Tuesday, November 1, 2011
Scared to Death or Scared with Flaws?
Every year I find it amusing when we pull out an old scary movie to watch during trick-or-treat season and find it to not be so scary after all. As we grow older the films we watched in our preteens and teens that once frightened us we now see as humorous. And after a few more viewings we can pick out the many flaws that the directors so carelessly missed.
A girl who's trying to escape the clutches of a monster, retreats to the getaway car only to find it locked and she doesn't have the keys. So she makes a mad dash for the house, gets the keys, resumes her get-away-position with the fast and furious get-away car, only to nonchalantly open the car door without even using those same keys that once were not in her possession.
This past weekend I was setting up my booth at an Art Fair and found myself in a conversation with someone about sharks. This gentleman and his wife had been snorkling off the coast of the Dominican and were swimming with stingrays and a shark, only this shark was toothless. Hard to imagine that,right?
This couple were on a guided swim in a cove that was managed by humans. The water was about 8 to 10 feet deep and the young shark they were to swim with had been rescued somewhere in the Gulf. Marine Biologists had removed its teeth for certain health reasons.
The couple were obviously made aware ahead of time that this shark could not harm them since it had no teeth. But, as the shark swam up close to them, the woman panicked and had to be removed from the water. Even though the shark had no teeth to harm the woman, her panicked reaction was a natural one. The obvious presence of a shark, toothless or not, scared the wits out of her.
F.D.R. once said, "The only thing to fear is fear itself."
But, I have to imagine that if it were any one of us coming up against that toothless shark, our first initial reaction would be the same as the woman swimming in the cove; one of panic.
One of the character flaws in each of us humans is the ability to be fearful of something, no matter how great or small it may be. But those of us who are followers of Christ have been taught not be fearful of anything. Timothy actually teaches us that God has not given us a Spirit of fear, but of power and of love and of a sound mind.
So, I guess it is a matter of how we approach those things that may frighten us: either look at it in a fleshly manner or tackle it head on with the Name of Jesus, having no fear but resembling one of power.
In Natalie Grant's new worship song Your Great Name she gives us this powerful message:
Every fear has no place
At the sound of Your great Name
The enemy has to leave
At the sound of Your great Name.
Some great words to live by, approach that which frightens you with the simple name of Jesus.

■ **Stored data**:
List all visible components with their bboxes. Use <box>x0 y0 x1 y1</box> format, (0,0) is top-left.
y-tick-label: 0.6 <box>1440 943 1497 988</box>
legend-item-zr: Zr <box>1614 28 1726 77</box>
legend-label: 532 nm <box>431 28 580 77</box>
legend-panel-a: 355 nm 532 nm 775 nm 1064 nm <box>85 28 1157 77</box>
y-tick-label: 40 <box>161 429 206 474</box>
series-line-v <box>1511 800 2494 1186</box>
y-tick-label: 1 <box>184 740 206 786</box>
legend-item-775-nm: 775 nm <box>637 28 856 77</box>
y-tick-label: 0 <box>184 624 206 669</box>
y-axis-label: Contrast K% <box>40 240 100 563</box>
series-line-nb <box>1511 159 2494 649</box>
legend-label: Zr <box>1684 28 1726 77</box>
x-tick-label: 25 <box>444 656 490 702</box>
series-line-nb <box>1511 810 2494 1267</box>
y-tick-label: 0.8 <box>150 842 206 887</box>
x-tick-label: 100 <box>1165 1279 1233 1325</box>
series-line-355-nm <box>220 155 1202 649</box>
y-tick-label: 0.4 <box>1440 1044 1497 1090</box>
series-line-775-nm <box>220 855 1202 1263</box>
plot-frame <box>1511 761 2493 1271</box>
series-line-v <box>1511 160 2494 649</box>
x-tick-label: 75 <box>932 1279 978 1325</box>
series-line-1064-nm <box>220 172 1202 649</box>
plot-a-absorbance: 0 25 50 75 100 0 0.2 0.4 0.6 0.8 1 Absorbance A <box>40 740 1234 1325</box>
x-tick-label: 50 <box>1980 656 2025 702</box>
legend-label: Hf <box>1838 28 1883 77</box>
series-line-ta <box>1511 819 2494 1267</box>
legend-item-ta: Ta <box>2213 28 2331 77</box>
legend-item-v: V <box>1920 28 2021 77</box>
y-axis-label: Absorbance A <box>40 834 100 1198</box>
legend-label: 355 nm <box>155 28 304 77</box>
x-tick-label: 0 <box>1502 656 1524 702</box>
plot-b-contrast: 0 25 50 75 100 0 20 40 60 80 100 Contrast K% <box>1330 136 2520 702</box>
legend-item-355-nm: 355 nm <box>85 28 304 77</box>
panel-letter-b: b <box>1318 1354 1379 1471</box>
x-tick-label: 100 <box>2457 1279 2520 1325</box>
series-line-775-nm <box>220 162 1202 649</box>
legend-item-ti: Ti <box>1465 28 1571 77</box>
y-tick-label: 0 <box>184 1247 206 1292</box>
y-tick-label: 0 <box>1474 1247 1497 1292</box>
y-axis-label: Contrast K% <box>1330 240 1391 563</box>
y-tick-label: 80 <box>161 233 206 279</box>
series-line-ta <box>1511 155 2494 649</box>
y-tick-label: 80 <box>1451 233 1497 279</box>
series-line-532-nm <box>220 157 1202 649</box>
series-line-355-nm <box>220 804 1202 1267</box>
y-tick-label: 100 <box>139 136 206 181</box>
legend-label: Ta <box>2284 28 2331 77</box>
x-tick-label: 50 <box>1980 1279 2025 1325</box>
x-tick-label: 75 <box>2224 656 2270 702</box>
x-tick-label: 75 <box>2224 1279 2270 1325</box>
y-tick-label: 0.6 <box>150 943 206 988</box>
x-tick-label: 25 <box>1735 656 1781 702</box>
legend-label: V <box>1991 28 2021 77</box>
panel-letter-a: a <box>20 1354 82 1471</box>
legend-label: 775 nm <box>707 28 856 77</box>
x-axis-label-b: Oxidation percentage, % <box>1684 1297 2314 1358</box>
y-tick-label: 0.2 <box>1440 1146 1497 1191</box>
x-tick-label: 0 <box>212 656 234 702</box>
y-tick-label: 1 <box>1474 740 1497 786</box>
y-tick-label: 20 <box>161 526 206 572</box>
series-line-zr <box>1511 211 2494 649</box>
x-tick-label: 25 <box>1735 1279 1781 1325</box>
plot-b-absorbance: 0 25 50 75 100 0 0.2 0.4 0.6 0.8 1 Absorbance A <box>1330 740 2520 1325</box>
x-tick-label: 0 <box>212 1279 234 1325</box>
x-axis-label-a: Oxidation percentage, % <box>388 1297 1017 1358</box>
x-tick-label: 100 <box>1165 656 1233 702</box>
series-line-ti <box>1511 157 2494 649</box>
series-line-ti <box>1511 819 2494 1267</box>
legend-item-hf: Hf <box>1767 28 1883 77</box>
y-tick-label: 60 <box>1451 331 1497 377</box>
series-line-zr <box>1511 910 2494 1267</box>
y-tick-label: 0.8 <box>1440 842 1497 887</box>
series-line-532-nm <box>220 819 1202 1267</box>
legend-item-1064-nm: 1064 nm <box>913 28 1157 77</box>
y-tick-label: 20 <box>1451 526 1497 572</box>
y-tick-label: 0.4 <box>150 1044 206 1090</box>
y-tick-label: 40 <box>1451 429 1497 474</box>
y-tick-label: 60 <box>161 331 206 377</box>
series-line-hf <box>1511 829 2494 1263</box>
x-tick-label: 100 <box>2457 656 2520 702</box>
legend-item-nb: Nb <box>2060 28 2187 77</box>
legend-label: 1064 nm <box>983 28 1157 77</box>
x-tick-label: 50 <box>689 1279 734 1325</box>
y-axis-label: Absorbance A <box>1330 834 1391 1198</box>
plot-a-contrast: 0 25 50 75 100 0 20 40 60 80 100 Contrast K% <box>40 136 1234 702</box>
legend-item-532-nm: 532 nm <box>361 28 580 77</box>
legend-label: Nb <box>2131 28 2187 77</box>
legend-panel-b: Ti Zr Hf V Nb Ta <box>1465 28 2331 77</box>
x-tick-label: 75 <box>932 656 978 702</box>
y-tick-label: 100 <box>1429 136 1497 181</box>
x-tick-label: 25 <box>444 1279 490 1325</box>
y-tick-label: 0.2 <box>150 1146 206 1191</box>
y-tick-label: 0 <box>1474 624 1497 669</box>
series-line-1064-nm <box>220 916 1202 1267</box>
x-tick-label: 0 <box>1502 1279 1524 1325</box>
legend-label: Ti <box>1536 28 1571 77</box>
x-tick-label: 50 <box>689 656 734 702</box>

■ **TASKS AND EXERCISES**:
**A)** Decide whether each statement agrees with the post on fear. Answer yes or no for each, and quote the words from the post that settle it.
(i) The water in the cove was about 8 to 10 feet deep.
(ii) The couple's guide removed the shark's teeth.
(iii) The woman stayed calmly in the water as the shark approached.
**B)** Please translate this sentence from the post on fear into Spanish: "This couple were on a guided swim in a cove that was managed by humans."
**C)** According to the post on fear, where had the young shark been rescued?

■ **ANSWERS FOR THE TASKS**:
**A)**
(i) Yes: "The water was about 8 to 10 feet deep"
(ii) No: "Marine Biologists had removed its teeth for certain health reasons."
(iii) No: "the woman panicked and had to be removed from the water."

**B)** Esta pareja estaba en un nado guiado en una cala administrada por seres humanos.

**C)** Somewhere in the Gulf.